__DESCRIPTION OF THE TASK__. Every line of the records below should be restated exactly.

[Stored items from a collection]
★ ★ ★ ★ ★ ★ ★
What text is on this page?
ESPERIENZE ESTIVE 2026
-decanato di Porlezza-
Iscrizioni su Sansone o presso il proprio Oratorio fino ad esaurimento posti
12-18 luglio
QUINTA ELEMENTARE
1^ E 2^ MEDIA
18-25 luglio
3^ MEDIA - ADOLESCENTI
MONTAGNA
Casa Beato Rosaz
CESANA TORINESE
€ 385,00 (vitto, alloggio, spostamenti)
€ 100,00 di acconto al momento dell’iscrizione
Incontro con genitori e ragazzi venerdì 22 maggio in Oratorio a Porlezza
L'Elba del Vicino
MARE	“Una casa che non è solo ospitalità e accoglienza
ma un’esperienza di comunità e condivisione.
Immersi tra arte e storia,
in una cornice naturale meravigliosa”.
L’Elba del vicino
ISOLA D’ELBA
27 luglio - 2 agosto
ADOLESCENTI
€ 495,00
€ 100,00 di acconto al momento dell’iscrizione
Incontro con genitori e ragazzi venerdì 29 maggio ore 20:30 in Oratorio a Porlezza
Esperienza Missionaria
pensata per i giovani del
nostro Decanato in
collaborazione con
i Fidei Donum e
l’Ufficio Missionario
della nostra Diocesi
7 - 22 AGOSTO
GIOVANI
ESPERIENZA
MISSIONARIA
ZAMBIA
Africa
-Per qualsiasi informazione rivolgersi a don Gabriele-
★ ★ ★ ★ ★ ★ ★
__COMPLETE RESPONSE__.
What text is on this page?
ESPERIENZE ESTIVE 2026
-decanato di Porlezza-
Iscrizioni su Sansone o presso il proprio Oratorio fino ad esaurimento posti
12-18 luglio
QUINTA ELEMENTARE
1^ E 2^ MEDIA
18-25 luglio
3^ MEDIA - ADOLESCENTI
MONTAGNA
Casa Beato Rosaz
CESANA TORINESE
€ 385,00 (vitto, alloggio, spostamenti)
€ 100,00 di acconto al momento dell’iscrizione
Incontro con genitori e ragazzi venerdì 22 maggio in Oratorio a Porlezza
L'Elba del Vicino
MARE	“Una casa che non è solo ospitalità e accoglienza
ma un’esperienza di comunità e condivisione.
Immersi tra arte e storia,
in una cornice naturale meravigliosa”.
L’Elba del vicino
ISOLA D’ELBA
27 luglio - 2 agosto
ADOLESCENTI
€ 495,00
€ 100,00 di acconto al momento dell’iscrizione
Incontro con genitori e ragazzi venerdì 29 maggio ore 20:30 in Oratorio a Porlezza
Esperienza Missionaria
pensata per i giovani del
nostro Decanato in
collaborazione con
i Fidei Donum e
l’Ufficio Missionario
della nostra Diocesi
7 - 22 AGOSTO
GIOVANI
ESPERIENZA
MISSIONARIA
ZAMBIA
Africa
-Per qualsiasi informazione rivolgersi a don Gabriele-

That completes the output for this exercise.